/---

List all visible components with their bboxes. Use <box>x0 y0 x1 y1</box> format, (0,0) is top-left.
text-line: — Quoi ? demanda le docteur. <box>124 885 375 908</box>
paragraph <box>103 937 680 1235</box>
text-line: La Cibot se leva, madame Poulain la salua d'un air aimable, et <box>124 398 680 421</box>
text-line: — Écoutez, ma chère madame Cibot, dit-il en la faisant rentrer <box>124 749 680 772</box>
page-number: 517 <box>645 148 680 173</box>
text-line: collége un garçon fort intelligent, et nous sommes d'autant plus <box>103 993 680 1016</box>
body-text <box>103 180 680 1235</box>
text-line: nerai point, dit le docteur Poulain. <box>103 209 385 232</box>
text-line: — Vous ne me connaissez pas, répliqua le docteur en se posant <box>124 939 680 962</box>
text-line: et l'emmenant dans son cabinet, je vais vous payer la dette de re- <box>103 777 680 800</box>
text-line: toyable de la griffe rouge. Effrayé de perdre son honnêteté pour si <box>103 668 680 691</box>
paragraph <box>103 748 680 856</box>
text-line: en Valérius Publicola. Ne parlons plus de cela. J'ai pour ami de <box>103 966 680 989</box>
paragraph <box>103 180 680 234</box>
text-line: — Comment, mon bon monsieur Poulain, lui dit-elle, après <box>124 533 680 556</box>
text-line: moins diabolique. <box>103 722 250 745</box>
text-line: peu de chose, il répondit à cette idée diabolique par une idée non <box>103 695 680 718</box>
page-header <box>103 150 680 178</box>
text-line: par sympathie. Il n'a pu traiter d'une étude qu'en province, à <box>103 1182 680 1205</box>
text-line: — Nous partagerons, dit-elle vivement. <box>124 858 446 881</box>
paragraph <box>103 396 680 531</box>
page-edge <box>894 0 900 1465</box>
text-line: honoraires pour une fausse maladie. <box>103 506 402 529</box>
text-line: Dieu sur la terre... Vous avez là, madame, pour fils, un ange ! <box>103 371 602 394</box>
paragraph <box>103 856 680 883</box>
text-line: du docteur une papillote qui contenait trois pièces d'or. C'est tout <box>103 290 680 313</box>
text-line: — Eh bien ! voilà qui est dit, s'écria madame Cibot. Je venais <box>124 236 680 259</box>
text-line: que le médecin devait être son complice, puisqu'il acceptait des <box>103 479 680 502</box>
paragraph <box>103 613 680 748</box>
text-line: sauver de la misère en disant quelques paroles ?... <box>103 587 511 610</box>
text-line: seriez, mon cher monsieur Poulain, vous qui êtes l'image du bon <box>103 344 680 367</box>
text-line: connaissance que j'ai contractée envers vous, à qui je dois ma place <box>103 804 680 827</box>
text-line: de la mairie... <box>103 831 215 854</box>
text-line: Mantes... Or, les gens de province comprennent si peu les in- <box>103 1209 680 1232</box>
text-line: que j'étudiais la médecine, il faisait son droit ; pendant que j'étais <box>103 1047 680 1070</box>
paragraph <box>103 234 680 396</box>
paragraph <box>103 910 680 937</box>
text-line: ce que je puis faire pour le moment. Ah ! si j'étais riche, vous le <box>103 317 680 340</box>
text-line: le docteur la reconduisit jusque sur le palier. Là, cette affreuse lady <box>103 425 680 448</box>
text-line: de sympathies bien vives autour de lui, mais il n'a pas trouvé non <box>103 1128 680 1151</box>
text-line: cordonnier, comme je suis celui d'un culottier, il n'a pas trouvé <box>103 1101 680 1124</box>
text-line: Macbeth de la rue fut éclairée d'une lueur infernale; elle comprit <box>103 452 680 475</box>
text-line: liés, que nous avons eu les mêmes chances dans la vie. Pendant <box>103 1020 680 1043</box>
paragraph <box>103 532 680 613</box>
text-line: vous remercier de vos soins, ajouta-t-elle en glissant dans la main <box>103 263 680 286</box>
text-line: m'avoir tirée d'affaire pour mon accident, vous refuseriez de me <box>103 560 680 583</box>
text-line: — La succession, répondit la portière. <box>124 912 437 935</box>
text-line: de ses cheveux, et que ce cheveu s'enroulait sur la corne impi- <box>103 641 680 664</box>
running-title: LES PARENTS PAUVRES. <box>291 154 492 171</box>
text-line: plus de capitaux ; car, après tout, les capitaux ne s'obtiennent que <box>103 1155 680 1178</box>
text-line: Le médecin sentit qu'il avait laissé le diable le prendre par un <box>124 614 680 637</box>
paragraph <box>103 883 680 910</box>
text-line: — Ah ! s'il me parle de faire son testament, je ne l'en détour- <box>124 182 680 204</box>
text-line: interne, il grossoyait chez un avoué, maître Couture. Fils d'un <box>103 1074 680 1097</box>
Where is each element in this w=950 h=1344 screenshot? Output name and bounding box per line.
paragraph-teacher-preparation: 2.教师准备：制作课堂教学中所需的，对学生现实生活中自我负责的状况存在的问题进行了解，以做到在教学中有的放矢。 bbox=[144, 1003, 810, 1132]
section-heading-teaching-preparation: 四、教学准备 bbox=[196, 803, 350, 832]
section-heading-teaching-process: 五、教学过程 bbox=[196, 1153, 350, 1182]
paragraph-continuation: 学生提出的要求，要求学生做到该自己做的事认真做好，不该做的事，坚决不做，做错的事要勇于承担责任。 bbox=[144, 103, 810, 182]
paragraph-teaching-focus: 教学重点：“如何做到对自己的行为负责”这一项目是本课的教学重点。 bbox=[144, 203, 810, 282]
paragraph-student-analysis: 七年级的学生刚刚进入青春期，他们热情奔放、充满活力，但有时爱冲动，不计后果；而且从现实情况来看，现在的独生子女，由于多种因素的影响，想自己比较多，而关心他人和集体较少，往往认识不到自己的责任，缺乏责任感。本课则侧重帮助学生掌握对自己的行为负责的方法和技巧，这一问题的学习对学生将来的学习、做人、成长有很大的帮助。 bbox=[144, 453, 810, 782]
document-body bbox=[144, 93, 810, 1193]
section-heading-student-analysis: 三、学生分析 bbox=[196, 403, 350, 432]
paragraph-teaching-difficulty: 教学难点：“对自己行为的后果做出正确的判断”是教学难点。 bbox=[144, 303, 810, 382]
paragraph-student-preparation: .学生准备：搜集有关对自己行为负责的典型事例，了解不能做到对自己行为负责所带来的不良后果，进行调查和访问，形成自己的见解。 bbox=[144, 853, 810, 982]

\---

*Request*. Reproduce all of the records above verbatim, line for line, with no alterations.

*Exercise result*.
List all visible components with their bboxes. Use <box>x0 y0 x1 y1</box> format, (0,0) is top-left.
text-line: — Quoi ? demanda le docteur. <box>124 885 375 908</box>
paragraph <box>103 937 680 1235</box>
text-line: La Cibot se leva, madame Poulain la salua d'un air aimable, et <box>124 398 680 421</box>
text-line: — Écoutez, ma chère madame Cibot, dit-il en la faisant rentrer <box>124 749 680 772</box>
page-number: 517 <box>645 148 680 173</box>
text-line: collége un garçon fort intelligent, et nous sommes d'autant plus <box>103 993 680 1016</box>
body-text <box>103 180 680 1235</box>
text-line: nerai point, dit le docteur Poulain. <box>103 209 385 232</box>
text-line: — Vous ne me connaissez pas, répliqua le docteur en se posant <box>124 939 680 962</box>
text-line: et l'emmenant dans son cabinet, je vais vous payer la dette de re- <box>103 777 680 800</box>
text-line: toyable de la griffe rouge. Effrayé de perdre son honnêteté pour si <box>103 668 680 691</box>
paragraph <box>103 748 680 856</box>
text-line: en Valérius Publicola. Ne parlons plus de cela. J'ai pour ami de <box>103 966 680 989</box>
paragraph <box>103 180 680 234</box>
text-line: — Comment, mon bon monsieur Poulain, lui dit-elle, après <box>124 533 680 556</box>
text-line: moins diabolique. <box>103 722 250 745</box>
text-line: peu de chose, il répondit à cette idée diabolique par une idée non <box>103 695 680 718</box>
page-header <box>103 150 680 178</box>
text-line: par sympathie. Il n'a pu traiter d'une étude qu'en province, à <box>103 1182 680 1205</box>
text-line: — Nous partagerons, dit-elle vivement. <box>124 858 446 881</box>
paragraph <box>103 396 680 531</box>
page-edge <box>894 0 900 1465</box>
text-line: honoraires pour une fausse maladie. <box>103 506 402 529</box>
text-line: Dieu sur la terre... Vous avez là, madame, pour fils, un ange ! <box>103 371 602 394</box>
paragraph <box>103 856 680 883</box>
text-line: du docteur une papillote qui contenait trois pièces d'or. C'est tout <box>103 290 680 313</box>
text-line: — Eh bien ! voilà qui est dit, s'écria madame Cibot. Je venais <box>124 236 680 259</box>
text-line: que le médecin devait être son complice, puisqu'il acceptait des <box>103 479 680 502</box>
paragraph <box>103 613 680 748</box>
text-line: sauver de la misère en disant quelques paroles ?... <box>103 587 511 610</box>
text-line: seriez, mon cher monsieur Poulain, vous qui êtes l'image du bon <box>103 344 680 367</box>
text-line: connaissance que j'ai contractée envers vous, à qui je dois ma place <box>103 804 680 827</box>
text-line: de la mairie... <box>103 831 215 854</box>
text-line: Mantes... Or, les gens de province comprennent si peu les in- <box>103 1209 680 1232</box>
text-line: que j'étudiais la médecine, il faisait son droit ; pendant que j'étais <box>103 1047 680 1070</box>
paragraph <box>103 234 680 396</box>
paragraph <box>103 910 680 937</box>
text-line: ce que je puis faire pour le moment. Ah ! si j'étais riche, vous le <box>103 317 680 340</box>
text-line: le docteur la reconduisit jusque sur le palier. Là, cette affreuse lady <box>103 425 680 448</box>
text-line: de sympathies bien vives autour de lui, mais il n'a pas trouvé non <box>103 1128 680 1151</box>
text-line: cordonnier, comme je suis celui d'un culottier, il n'a pas trouvé <box>103 1101 680 1124</box>
text-line: Macbeth de la rue fut éclairée d'une lueur infernale; elle comprit <box>103 452 680 475</box>
text-line: liés, que nous avons eu les mêmes chances dans la vie. Pendant <box>103 1020 680 1043</box>
paragraph <box>103 532 680 613</box>
text-line: vous remercier de vos soins, ajouta-t-elle en glissant dans la main <box>103 263 680 286</box>
text-line: m'avoir tirée d'affaire pour mon accident, vous refuseriez de me <box>103 560 680 583</box>
text-line: — La succession, répondit la portière. <box>124 912 437 935</box>
text-line: de ses cheveux, et que ce cheveu s'enroulait sur la corne impi- <box>103 641 680 664</box>
running-title: LES PARENTS PAUVRES. <box>291 154 492 171</box>
text-line: plus de capitaux ; car, après tout, les capitaux ne s'obtiennent que <box>103 1155 680 1178</box>
text-line: Le médecin sentit qu'il avait laissé le diable le prendre par un <box>124 614 680 637</box>
paragraph <box>103 883 680 910</box>
text-line: — Ah ! s'il me parle de faire son testament, je ne l'en détour- <box>124 182 680 204</box>
text-line: interne, il grossoyait chez un avoué, maître Couture. Fils d'un <box>103 1074 680 1097</box>
Where is each element in this w=950 h=1344 screenshot? Output name and bounding box per line.
paragraph-teacher-preparation: 2.教师准备：制作课堂教学中所需的，对学生现实生活中自我负责的状况存在的问题进行了解，以做到在教学中有的放矢。 bbox=[144, 1003, 810, 1132]
section-heading-teaching-preparation: 四、教学准备 bbox=[196, 803, 350, 832]
section-heading-teaching-process: 五、教学过程 bbox=[196, 1153, 350, 1182]
paragraph-continuation: 学生提出的要求，要求学生做到该自己做的事认真做好，不该做的事，坚决不做，做错的事要勇于承担责任。 bbox=[144, 103, 810, 182]
paragraph-teaching-focus: 教学重点：“如何做到对自己的行为负责”这一项目是本课的教学重点。 bbox=[144, 203, 810, 282]
paragraph-student-analysis: 七年级的学生刚刚进入青春期，他们热情奔放、充满活力，但有时爱冲动，不计后果；而且从现实情况来看，现在的独生子女，由于多种因素的影响，想自己比较多，而关心他人和集体较少，往往认识不到自己的责任，缺乏责任感。本课则侧重帮助学生掌握对自己的行为负责的方法和技巧，这一问题的学习对学生将来的学习、做人、成长有很大的帮助。 bbox=[144, 453, 810, 782]
document-body bbox=[144, 93, 810, 1193]
section-heading-student-analysis: 三、学生分析 bbox=[196, 403, 350, 432]
paragraph-teaching-difficulty: 教学难点：“对自己行为的后果做出正确的判断”是教学难点。 bbox=[144, 303, 810, 382]
paragraph-student-preparation: .学生准备：搜集有关对自己行为负责的典型事例，了解不能做到对自己行为负责所带来的不良后果，进行调查和访问，形成自己的见解。 bbox=[144, 853, 810, 982]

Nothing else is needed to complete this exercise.